**Your objective**: Your task is to print all of the data word for word.
-------- Supplied data --------
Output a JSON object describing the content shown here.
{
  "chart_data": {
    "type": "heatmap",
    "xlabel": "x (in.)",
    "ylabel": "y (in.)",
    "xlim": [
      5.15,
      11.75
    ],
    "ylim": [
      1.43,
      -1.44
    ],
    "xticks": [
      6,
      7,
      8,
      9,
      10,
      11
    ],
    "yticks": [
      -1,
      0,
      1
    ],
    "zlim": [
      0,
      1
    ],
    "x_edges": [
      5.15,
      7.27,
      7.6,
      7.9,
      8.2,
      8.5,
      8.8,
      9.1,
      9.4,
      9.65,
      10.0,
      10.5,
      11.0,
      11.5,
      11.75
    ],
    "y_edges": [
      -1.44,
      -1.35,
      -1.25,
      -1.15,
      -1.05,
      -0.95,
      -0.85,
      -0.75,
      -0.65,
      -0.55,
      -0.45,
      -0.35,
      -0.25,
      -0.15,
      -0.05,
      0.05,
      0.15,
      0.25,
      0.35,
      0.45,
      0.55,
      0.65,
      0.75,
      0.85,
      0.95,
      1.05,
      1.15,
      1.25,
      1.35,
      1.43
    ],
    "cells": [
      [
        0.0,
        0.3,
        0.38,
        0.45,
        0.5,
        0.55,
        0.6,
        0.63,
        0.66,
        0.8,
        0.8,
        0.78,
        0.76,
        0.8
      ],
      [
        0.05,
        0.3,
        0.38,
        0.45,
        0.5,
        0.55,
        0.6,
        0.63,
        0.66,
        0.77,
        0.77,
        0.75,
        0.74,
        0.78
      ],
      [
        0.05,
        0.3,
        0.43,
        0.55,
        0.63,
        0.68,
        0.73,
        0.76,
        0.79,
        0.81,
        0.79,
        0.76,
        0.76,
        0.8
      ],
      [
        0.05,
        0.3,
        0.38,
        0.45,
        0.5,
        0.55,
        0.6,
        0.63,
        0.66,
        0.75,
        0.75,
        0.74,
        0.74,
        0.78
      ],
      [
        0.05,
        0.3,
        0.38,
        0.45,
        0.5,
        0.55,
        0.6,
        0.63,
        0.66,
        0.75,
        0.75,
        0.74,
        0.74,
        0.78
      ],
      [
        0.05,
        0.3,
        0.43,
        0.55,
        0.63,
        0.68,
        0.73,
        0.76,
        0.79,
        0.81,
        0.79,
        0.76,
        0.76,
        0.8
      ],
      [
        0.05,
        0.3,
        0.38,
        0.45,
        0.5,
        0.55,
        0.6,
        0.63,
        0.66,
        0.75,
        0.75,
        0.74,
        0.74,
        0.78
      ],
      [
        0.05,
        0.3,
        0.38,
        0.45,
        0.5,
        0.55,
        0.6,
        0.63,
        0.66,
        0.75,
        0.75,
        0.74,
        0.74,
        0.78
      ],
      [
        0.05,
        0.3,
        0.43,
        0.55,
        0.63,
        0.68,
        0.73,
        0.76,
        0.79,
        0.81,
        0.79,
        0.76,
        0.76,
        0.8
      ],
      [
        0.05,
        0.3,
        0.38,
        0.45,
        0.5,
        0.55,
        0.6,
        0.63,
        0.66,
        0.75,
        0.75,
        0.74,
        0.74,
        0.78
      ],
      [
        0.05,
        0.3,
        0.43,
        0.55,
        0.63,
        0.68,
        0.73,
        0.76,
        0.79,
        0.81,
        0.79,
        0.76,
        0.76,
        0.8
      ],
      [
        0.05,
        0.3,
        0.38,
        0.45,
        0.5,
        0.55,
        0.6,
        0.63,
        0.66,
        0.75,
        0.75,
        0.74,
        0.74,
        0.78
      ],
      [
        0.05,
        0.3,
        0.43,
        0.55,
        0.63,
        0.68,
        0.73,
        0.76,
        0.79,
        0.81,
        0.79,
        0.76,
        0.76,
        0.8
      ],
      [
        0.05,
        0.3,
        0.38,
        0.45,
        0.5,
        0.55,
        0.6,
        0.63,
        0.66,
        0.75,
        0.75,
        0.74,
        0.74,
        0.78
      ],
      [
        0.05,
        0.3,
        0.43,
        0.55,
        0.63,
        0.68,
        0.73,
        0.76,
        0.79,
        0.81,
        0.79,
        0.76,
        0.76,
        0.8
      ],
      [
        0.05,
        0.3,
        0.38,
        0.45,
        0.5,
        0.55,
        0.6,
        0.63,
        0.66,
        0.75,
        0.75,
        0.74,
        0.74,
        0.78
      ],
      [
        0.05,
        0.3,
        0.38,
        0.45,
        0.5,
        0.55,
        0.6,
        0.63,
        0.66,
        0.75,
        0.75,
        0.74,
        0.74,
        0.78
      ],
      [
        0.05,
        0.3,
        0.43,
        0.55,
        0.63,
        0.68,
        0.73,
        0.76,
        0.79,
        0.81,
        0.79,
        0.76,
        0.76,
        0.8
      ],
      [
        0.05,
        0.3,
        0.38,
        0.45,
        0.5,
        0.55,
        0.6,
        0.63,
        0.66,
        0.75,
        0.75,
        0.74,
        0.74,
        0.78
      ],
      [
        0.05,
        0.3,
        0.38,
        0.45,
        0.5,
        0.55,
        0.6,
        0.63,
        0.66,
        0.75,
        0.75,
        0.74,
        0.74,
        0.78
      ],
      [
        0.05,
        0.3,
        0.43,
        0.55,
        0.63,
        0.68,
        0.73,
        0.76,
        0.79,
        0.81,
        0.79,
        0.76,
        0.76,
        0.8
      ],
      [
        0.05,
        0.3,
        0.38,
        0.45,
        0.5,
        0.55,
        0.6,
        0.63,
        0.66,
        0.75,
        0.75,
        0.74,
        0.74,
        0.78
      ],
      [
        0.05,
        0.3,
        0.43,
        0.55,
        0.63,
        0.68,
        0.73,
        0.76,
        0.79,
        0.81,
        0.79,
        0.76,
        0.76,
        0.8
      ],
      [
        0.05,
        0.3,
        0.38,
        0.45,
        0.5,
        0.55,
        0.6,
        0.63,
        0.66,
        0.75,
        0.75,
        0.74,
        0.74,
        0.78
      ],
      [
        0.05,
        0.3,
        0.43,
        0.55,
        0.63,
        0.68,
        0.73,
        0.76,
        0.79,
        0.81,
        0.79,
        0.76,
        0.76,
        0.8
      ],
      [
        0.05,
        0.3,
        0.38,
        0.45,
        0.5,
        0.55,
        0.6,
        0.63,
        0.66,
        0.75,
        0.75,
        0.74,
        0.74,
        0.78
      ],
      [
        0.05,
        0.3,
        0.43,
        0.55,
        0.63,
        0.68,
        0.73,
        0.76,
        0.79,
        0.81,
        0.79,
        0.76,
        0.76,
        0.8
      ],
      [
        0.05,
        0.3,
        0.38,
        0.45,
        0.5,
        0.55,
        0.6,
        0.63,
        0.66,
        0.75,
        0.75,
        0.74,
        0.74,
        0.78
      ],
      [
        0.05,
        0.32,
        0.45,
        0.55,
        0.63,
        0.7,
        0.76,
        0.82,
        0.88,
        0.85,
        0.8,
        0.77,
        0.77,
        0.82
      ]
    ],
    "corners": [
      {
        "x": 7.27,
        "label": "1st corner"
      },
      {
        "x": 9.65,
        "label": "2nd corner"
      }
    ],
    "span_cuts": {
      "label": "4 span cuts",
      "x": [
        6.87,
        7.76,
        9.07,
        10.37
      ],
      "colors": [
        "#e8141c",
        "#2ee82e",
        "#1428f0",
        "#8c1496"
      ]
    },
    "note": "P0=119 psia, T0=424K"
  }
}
--------
**Full answer**:
Output a JSON object describing the content shown here.
{
  "chart_data": {
    "type": "heatmap",
    "xlabel": "x (in.)",
    "ylabel": "y (in.)",
    "xlim": [
      5.15,
      11.75
    ],
    "ylim": [
      1.43,
      -1.44
    ],
    "xticks": [
      6,
      7,
      8,
      9,
      10,
      11
    ],
    "yticks": [
      -1,
      0,
      1
    ],
    "zlim": [
      0,
      1
    ],
    "x_edges": [
      5.15,
      7.27,
      7.6,
      7.9,
      8.2,
      8.5,
      8.8,
      9.1,
      9.4,
      9.65,
      10.0,
      10.5,
      11.0,
      11.5,
      11.75
    ],
    "y_edges": [
      -1.44,
      -1.35,
      -1.25,
      -1.15,
      -1.05,
      -0.95,
      -0.85,
      -0.75,
      -0.65,
      -0.55,
      -0.45,
      -0.35,
      -0.25,
      -0.15,
      -0.05,
      0.05,
      0.15,
      0.25,
      0.35,
      0.45,
      0.55,
      0.65,
      0.75,
      0.85,
      0.95,
      1.05,
      1.15,
      1.25,
      1.35,
      1.43
    ],
    "cells": [
      [
        0.0,
        0.3,
        0.38,
        0.45,
        0.5,
        0.55,
        0.6,
        0.63,
        0.66,
        0.8,
        0.8,
        0.78,
        0.76,
        0.8
      ],
      [
        0.05,
        0.3,
        0.38,
        0.45,
        0.5,
        0.55,
        0.6,
        0.63,
        0.66,
        0.77,
        0.77,
        0.75,
        0.74,
        0.78
      ],
      [
        0.05,
        0.3,
        0.43,
        0.55,
        0.63,
        0.68,
        0.73,
        0.76,
        0.79,
        0.81,
        0.79,
        0.76,
        0.76,
        0.8
      ],
      [
        0.05,
        0.3,
        0.38,
        0.45,
        0.5,
        0.55,
        0.6,
        0.63,
        0.66,
        0.75,
        0.75,
        0.74,
        0.74,
        0.78
      ],
      [
        0.05,
        0.3,
        0.38,
        0.45,
        0.5,
        0.55,
        0.6,
        0.63,
        0.66,
        0.75,
        0.75,
        0.74,
        0.74,
        0.78
      ],
      [
        0.05,
        0.3,
        0.43,
        0.55,
        0.63,
        0.68,
        0.73,
        0.76,
        0.79,
        0.81,
        0.79,
        0.76,
        0.76,
        0.8
      ],
      [
        0.05,
        0.3,
        0.38,
        0.45,
        0.5,
        0.55,
        0.6,
        0.63,
        0.66,
        0.75,
        0.75,
        0.74,
        0.74,
        0.78
      ],
      [
        0.05,
        0.3,
        0.38,
        0.45,
        0.5,
        0.55,
        0.6,
        0.63,
        0.66,
        0.75,
        0.75,
        0.74,
        0.74,
        0.78
      ],
      [
        0.05,
        0.3,
        0.43,
        0.55,
        0.63,
        0.68,
        0.73,
        0.76,
        0.79,
        0.81,
        0.79,
        0.76,
        0.76,
        0.8
      ],
      [
        0.05,
        0.3,
        0.38,
        0.45,
        0.5,
        0.55,
        0.6,
        0.63,
        0.66,
        0.75,
        0.75,
        0.74,
        0.74,
        0.78
      ],
      [
        0.05,
        0.3,
        0.43,
        0.55,
        0.63,
        0.68,
        0.73,
        0.76,
        0.79,
        0.81,
        0.79,
        0.76,
        0.76,
        0.8
      ],
      [
        0.05,
        0.3,
        0.38,
        0.45,
        0.5,
        0.55,
        0.6,
        0.63,
        0.66,
        0.75,
        0.75,
        0.74,
        0.74,
        0.78
      ],
      [
        0.05,
        0.3,
        0.43,
        0.55,
        0.63,
        0.68,
        0.73,
        0.76,
        0.79,
        0.81,
        0.79,
        0.76,
        0.76,
        0.8
      ],
      [
        0.05,
        0.3,
        0.38,
        0.45,
        0.5,
        0.55,
        0.6,
        0.63,
        0.66,
        0.75,
        0.75,
        0.74,
        0.74,
        0.78
      ],
      [
        0.05,
        0.3,
        0.43,
        0.55,
        0.63,
        0.68,
        0.73,
        0.76,
        0.79,
        0.81,
        0.79,
        0.76,
        0.76,
        0.8
      ],
      [
        0.05,
        0.3,
        0.38,
        0.45,
        0.5,
        0.55,
        0.6,
        0.63,
        0.66,
        0.75,
        0.75,
        0.74,
        0.74,
        0.78
      ],
      [
        0.05,
        0.3,
        0.38,
        0.45,
        0.5,
        0.55,
        0.6,
        0.63,
        0.66,
        0.75,
        0.75,
        0.74,
        0.74,
        0.78
      ],
      [
        0.05,
        0.3,
        0.43,
        0.55,
        0.63,
        0.68,
        0.73,
        0.76,
        0.79,
        0.81,
        0.79,
        0.76,
        0.76,
        0.8
      ],
      [
        0.05,
        0.3,
        0.38,
        0.45,
        0.5,
        0.55,
        0.6,
        0.63,
        0.66,
        0.75,
        0.75,
        0.74,
        0.74,
        0.78
      ],
      [
        0.05,
        0.3,
        0.38,
        0.45,
        0.5,
        0.55,
        0.6,
        0.63,
        0.66,
        0.75,
        0.75,
        0.74,
        0.74,
        0.78
      ],
      [
        0.05,
        0.3,
        0.43,
        0.55,
        0.63,
        0.68,
        0.73,
        0.76,
        0.79,
        0.81,
        0.79,
        0.76,
        0.76,
        0.8
      ],
      [
        0.05,
        0.3,
        0.38,
        0.45,
        0.5,
        0.55,
        0.6,
        0.63,
        0.66,
        0.75,
        0.75,
        0.74,
        0.74,
        0.78
      ],
      [
        0.05,
        0.3,
        0.43,
        0.55,
        0.63,
        0.68,
        0.73,
        0.76,
        0.79,
        0.81,
        0.79,
        0.76,
        0.76,
        0.8
      ],
      [
        0.05,
        0.3,
        0.38,
        0.45,
        0.5,
        0.55,
        0.6,
        0.63,
        0.66,
        0.75,
        0.75,
        0.74,
        0.74,
        0.78
      ],
      [
        0.05,
        0.3,
        0.43,
        0.55,
        0.63,
        0.68,
        0.73,
        0.76,
        0.79,
        0.81,
        0.79,
        0.76,
        0.76,
        0.8
      ],
      [
        0.05,
        0.3,
        0.38,
        0.45,
        0.5,
        0.55,
        0.6,
        0.63,
        0.66,
        0.75,
        0.75,
        0.74,
        0.74,
        0.78
      ],
      [
        0.05,
        0.3,
        0.43,
        0.55,
        0.63,
        0.68,
        0.73,
        0.76,
        0.79,
        0.81,
        0.79,
        0.76,
        0.76,
        0.8
      ],
      [
        0.05,
        0.3,
        0.38,
        0.45,
        0.5,
        0.55,
        0.6,
        0.63,
        0.66,
        0.75,
        0.75,
        0.74,
        0.74,
        0.78
      ],
      [
        0.05,
        0.32,
        0.45,
        0.55,
        0.63,
        0.7,
        0.76,
        0.82,
        0.88,
        0.85,
        0.8,
        0.77,
        0.77,
        0.82
      ]
    ],
    "corners": [
      {
        "x": 7.27,
        "label": "1st corner"
      },
      {
        "x": 9.65,
        "label": "2nd corner"
      }
    ],
    "span_cuts": {
      "label": "4 span cuts",
      "x": [
        6.87,
        7.76,
        9.07,
        10.37
      ],
      "colors": [
        "#e8141c",
        "#2ee82e",
        "#1428f0",
        "#8c1496"
      ]
    },
    "note": "P0=119 psia, T0=424K"
  }
}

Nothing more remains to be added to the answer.